◆ **TASK OBJECTIVE**:
Extract each line where the string "网站公告" shows up.
── TASK DATA
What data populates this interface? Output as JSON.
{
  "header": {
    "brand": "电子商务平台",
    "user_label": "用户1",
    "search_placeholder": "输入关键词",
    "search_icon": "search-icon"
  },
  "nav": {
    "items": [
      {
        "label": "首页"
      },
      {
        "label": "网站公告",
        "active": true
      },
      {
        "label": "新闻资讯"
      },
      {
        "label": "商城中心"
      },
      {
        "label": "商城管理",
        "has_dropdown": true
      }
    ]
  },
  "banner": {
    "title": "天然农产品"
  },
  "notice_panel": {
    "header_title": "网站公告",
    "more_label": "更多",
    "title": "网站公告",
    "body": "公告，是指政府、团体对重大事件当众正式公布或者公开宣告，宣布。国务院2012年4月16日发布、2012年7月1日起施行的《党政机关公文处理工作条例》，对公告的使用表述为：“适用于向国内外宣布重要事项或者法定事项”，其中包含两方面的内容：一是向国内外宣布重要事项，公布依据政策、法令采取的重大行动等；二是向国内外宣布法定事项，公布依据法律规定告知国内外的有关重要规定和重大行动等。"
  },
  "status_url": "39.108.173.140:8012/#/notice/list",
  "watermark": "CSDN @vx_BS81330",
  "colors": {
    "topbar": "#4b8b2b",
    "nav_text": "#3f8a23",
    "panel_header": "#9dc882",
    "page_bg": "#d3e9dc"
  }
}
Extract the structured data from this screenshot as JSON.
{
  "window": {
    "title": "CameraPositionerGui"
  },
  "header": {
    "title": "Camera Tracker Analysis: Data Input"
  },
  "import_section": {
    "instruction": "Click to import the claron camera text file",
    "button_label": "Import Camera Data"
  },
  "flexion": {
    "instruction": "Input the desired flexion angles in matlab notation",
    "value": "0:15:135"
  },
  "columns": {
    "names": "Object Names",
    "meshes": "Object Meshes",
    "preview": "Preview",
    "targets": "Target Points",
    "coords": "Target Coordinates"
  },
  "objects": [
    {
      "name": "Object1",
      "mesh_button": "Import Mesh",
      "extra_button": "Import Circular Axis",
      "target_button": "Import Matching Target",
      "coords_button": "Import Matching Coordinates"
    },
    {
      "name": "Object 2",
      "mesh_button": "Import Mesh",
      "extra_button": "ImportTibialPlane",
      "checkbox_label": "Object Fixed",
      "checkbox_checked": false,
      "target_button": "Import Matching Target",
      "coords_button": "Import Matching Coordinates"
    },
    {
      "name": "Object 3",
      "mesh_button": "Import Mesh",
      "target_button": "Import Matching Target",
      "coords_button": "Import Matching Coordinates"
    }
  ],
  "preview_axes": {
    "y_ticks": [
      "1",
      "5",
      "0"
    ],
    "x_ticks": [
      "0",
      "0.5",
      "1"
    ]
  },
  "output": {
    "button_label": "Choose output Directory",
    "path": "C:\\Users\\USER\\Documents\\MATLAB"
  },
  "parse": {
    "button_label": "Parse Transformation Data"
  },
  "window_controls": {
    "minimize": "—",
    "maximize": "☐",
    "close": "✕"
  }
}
────
◆ **SOLUTION TO THE EXERCISE**:
        "label": "网站公告",
    "header_title": "网站公告",
    "title": "网站公告",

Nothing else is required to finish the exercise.